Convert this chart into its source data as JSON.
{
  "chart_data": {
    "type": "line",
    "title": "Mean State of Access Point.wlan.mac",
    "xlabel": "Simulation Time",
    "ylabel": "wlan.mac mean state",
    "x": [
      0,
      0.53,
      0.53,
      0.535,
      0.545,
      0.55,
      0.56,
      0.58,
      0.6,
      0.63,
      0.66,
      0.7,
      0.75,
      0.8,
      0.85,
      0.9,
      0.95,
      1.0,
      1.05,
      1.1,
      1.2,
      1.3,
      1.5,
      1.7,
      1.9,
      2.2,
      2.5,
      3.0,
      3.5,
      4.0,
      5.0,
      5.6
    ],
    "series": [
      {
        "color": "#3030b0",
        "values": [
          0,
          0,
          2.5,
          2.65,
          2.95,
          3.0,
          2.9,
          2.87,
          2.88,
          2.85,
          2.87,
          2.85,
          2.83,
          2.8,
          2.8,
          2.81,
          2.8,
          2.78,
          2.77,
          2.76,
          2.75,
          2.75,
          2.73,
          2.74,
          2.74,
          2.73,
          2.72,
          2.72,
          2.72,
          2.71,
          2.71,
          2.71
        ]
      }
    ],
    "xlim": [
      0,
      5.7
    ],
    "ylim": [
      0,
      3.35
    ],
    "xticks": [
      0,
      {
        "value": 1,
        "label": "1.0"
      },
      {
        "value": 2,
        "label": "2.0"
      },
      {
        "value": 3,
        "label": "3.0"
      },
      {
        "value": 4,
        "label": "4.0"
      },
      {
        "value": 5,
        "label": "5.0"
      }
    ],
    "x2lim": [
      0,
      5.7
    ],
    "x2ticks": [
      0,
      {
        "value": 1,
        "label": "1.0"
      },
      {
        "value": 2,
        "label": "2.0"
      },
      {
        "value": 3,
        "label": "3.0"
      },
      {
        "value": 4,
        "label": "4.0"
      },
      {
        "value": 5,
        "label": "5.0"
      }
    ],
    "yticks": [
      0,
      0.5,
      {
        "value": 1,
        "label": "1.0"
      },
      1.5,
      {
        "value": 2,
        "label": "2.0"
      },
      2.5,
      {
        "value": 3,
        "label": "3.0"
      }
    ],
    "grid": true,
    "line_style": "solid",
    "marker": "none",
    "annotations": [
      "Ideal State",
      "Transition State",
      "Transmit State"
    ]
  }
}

▸ Exercise aim
Note every line above where the string "wlan" shows up, and copy those lines.

▸ Reply to the exercise
    "title": "Mean State of Access Point.wlan.mac",
    "ylabel": "wlan.mac mean state",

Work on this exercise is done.